## Dataset records:
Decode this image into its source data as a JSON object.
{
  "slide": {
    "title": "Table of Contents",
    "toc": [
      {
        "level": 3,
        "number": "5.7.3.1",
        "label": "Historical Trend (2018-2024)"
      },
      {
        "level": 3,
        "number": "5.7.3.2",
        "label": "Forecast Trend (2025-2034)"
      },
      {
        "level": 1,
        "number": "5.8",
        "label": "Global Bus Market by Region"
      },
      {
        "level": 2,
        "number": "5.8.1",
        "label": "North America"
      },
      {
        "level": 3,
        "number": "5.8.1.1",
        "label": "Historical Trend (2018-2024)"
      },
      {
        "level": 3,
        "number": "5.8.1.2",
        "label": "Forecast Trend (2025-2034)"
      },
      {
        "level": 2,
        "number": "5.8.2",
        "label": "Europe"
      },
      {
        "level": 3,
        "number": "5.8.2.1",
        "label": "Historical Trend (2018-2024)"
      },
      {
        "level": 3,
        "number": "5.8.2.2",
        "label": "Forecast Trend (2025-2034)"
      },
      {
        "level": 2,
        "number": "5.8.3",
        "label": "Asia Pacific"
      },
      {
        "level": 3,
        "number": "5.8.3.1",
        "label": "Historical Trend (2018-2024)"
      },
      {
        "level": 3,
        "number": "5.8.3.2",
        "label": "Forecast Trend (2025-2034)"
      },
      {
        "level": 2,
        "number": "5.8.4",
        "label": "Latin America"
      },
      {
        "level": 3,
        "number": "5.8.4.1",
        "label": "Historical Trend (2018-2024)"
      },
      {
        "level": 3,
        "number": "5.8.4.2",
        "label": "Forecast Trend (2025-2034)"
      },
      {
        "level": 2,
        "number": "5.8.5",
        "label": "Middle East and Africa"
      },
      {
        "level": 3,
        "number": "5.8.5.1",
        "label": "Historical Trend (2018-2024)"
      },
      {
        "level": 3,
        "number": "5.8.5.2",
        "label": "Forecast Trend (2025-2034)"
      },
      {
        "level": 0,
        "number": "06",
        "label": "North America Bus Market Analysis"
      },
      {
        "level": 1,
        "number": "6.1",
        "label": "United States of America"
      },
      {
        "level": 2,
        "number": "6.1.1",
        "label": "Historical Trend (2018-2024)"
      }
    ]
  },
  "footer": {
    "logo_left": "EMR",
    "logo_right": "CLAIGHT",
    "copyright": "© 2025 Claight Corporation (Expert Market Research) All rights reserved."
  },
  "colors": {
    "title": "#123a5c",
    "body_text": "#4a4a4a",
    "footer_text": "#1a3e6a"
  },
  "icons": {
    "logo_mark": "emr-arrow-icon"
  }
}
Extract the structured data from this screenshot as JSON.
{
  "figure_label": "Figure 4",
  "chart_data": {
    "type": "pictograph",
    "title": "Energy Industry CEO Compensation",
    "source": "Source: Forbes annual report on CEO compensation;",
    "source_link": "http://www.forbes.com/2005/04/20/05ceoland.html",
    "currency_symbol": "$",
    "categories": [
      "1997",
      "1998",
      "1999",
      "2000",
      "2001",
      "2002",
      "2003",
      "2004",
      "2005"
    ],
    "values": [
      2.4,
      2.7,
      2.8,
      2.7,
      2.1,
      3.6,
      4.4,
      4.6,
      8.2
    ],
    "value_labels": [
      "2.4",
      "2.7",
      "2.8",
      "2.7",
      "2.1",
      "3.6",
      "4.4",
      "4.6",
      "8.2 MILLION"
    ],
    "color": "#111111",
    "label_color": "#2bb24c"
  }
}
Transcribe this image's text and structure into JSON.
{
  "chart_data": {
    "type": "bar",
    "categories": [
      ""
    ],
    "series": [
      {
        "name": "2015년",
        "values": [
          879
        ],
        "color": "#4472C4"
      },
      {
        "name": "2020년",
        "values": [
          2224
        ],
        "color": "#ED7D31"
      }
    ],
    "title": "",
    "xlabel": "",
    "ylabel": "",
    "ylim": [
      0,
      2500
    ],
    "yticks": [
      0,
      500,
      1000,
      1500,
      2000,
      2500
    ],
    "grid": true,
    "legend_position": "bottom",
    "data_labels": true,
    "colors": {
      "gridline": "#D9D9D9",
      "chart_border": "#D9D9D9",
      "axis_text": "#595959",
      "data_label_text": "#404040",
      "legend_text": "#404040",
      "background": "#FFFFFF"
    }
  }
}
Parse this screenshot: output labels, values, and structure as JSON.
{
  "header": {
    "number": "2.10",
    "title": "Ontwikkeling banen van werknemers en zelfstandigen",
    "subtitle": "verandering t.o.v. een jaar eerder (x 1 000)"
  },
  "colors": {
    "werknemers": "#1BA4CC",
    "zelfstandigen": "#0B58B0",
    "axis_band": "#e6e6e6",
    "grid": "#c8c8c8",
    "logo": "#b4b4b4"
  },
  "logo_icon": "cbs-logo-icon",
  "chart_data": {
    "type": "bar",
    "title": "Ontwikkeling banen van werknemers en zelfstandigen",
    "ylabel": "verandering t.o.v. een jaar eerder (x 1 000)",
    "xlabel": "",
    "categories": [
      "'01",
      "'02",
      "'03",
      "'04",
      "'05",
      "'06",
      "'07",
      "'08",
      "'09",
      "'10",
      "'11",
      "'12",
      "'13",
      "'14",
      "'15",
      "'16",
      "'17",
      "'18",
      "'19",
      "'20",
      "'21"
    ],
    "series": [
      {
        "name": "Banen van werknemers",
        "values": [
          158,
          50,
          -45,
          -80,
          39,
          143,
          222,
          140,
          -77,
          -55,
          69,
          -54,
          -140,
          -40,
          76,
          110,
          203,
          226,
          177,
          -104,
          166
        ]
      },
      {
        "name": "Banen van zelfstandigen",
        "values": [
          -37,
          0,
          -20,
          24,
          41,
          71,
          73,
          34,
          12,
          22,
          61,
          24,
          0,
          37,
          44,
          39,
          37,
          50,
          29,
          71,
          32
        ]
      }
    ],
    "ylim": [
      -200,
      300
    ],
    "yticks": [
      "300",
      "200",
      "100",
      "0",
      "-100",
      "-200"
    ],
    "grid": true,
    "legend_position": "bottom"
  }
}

## Brief:
Word for word, write out the data.

## Task response:
Decode this image into its source data as a JSON object.
{
  "slide": {
    "title": "Table of Contents",
    "toc": [
      {
        "level": 3,
        "number": "5.7.3.1",
        "label": "Historical Trend (2018-2024)"
      },
      {
        "level": 3,
        "number": "5.7.3.2",
        "label": "Forecast Trend (2025-2034)"
      },
      {
        "level": 1,
        "number": "5.8",
        "label": "Global Bus Market by Region"
      },
      {
        "level": 2,
        "number": "5.8.1",
        "label": "North America"
      },
      {
        "level": 3,
        "number": "5.8.1.1",
        "label": "Historical Trend (2018-2024)"
      },
      {
        "level": 3,
        "number": "5.8.1.2",
        "label": "Forecast Trend (2025-2034)"
      },
      {
        "level": 2,
        "number": "5.8.2",
        "label": "Europe"
      },
      {
        "level": 3,
        "number": "5.8.2.1",
        "label": "Historical Trend (2018-2024)"
      },
      {
        "level": 3,
        "number": "5.8.2.2",
        "label": "Forecast Trend (2025-2034)"
      },
      {
        "level": 2,
        "number": "5.8.3",
        "label": "Asia Pacific"
      },
      {
        "level": 3,
        "number": "5.8.3.1",
        "label": "Historical Trend (2018-2024)"
      },
      {
        "level": 3,
        "number": "5.8.3.2",
        "label": "Forecast Trend (2025-2034)"
      },
      {
        "level": 2,
        "number": "5.8.4",
        "label": "Latin America"
      },
      {
        "level": 3,
        "number": "5.8.4.1",
        "label": "Historical Trend (2018-2024)"
      },
      {
        "level": 3,
        "number": "5.8.4.2",
        "label": "Forecast Trend (2025-2034)"
      },
      {
        "level": 2,
        "number": "5.8.5",
        "label": "Middle East and Africa"
      },
      {
        "level": 3,
        "number": "5.8.5.1",
        "label": "Historical Trend (2018-2024)"
      },
      {
        "level": 3,
        "number": "5.8.5.2",
        "label": "Forecast Trend (2025-2034)"
      },
      {
        "level": 0,
        "number": "06",
        "label": "North America Bus Market Analysis"
      },
      {
        "level": 1,
        "number": "6.1",
        "label": "United States of America"
      },
      {
        "level": 2,
        "number": "6.1.1",
        "label": "Historical Trend (2018-2024)"
      }
    ]
  },
  "footer": {
    "logo_left": "EMR",
    "logo_right": "CLAIGHT",
    "copyright": "© 2025 Claight Corporation (Expert Market Research) All rights reserved."
  },
  "colors": {
    "title": "#123a5c",
    "body_text": "#4a4a4a",
    "footer_text": "#1a3e6a"
  },
  "icons": {
    "logo_mark": "emr-arrow-icon"
  }
}
Extract the structured data from this screenshot as JSON.
{
  "figure_label": "Figure 4",
  "chart_data": {
    "type": "pictograph",
    "title": "Energy Industry CEO Compensation",
    "source": "Source: Forbes annual report on CEO compensation;",
    "source_link": "http://www.forbes.com/2005/04/20/05ceoland.html",
    "currency_symbol": "$",
    "categories": [
      "1997",
      "1998",
      "1999",
      "2000",
      "2001",
      "2002",
      "2003",
      "2004",
      "2005"
    ],
    "values": [
      2.4,
      2.7,
      2.8,
      2.7,
      2.1,
      3.6,
      4.4,
      4.6,
      8.2
    ],
    "value_labels": [
      "2.4",
      "2.7",
      "2.8",
      "2.7",
      "2.1",
      "3.6",
      "4.4",
      "4.6",
      "8.2 MILLION"
    ],
    "color": "#111111",
    "label_color": "#2bb24c"
  }
}
Transcribe this image's text and structure into JSON.
{
  "chart_data": {
    "type": "bar",
    "categories": [
      ""
    ],
    "series": [
      {
        "name": "2015년",
        "values": [
          879
        ],
        "color": "#4472C4"
      },
      {
        "name": "2020년",
        "values": [
          2224
        ],
        "color": "#ED7D31"
      }
    ],
    "title": "",
    "xlabel": "",
    "ylabel": "",
    "ylim": [
      0,
      2500
    ],
    "yticks": [
      0,
      500,
      1000,
      1500,
      2000,
      2500
    ],
    "grid": true,
    "legend_position": "bottom",
    "data_labels": true,
    "colors": {
      "gridline": "#D9D9D9",
      "chart_border": "#D9D9D9",
      "axis_text": "#595959",
      "data_label_text": "#404040",
      "legend_text": "#404040",
      "background": "#FFFFFF"
    }
  }
}
Parse this screenshot: output labels, values, and structure as JSON.
{
  "header": {
    "number": "2.10",
    "title": "Ontwikkeling banen van werknemers en zelfstandigen",
    "subtitle": "verandering t.o.v. een jaar eerder (x 1 000)"
  },
  "colors": {
    "werknemers": "#1BA4CC",
    "zelfstandigen": "#0B58B0",
    "axis_band": "#e6e6e6",
    "grid": "#c8c8c8",
    "logo": "#b4b4b4"
  },
  "logo_icon": "cbs-logo-icon",
  "chart_data": {
    "type": "bar",
    "title": "Ontwikkeling banen van werknemers en zelfstandigen",
    "ylabel": "verandering t.o.v. een jaar eerder (x 1 000)",
    "xlabel": "",
    "categories": [
      "'01",
      "'02",
      "'03",
      "'04",
      "'05",
      "'06",
      "'07",
      "'08",
      "'09",
      "'10",
      "'11",
      "'12",
      "'13",
      "'14",
      "'15",
      "'16",
      "'17",
      "'18",
      "'19",
      "'20",
      "'21"
    ],
    "series": [
      {
        "name": "Banen van werknemers",
        "values": [
          158,
          50,
          -45,
          -80,
          39,
          143,
          222,
          140,
          -77,
          -55,
          69,
          -54,
          -140,
          -40,
          76,
          110,
          203,
          226,
          177,
          -104,
          166
        ]
      },
      {
        "name": "Banen van zelfstandigen",
        "values": [
          -37,
          0,
          -20,
          24,
          41,
          71,
          73,
          34,
          12,
          22,
          61,
          24,
          0,
          37,
          44,
          39,
          37,
          50,
          29,
          71,
          32
        ]
      }
    ],
    "ylim": [
      -200,
      300
    ],
    "yticks": [
      "300",
      "200",
      "100",
      "0",
      "-100",
      "-200"
    ],
    "grid": true,
    "legend_position": "bottom"
  }
}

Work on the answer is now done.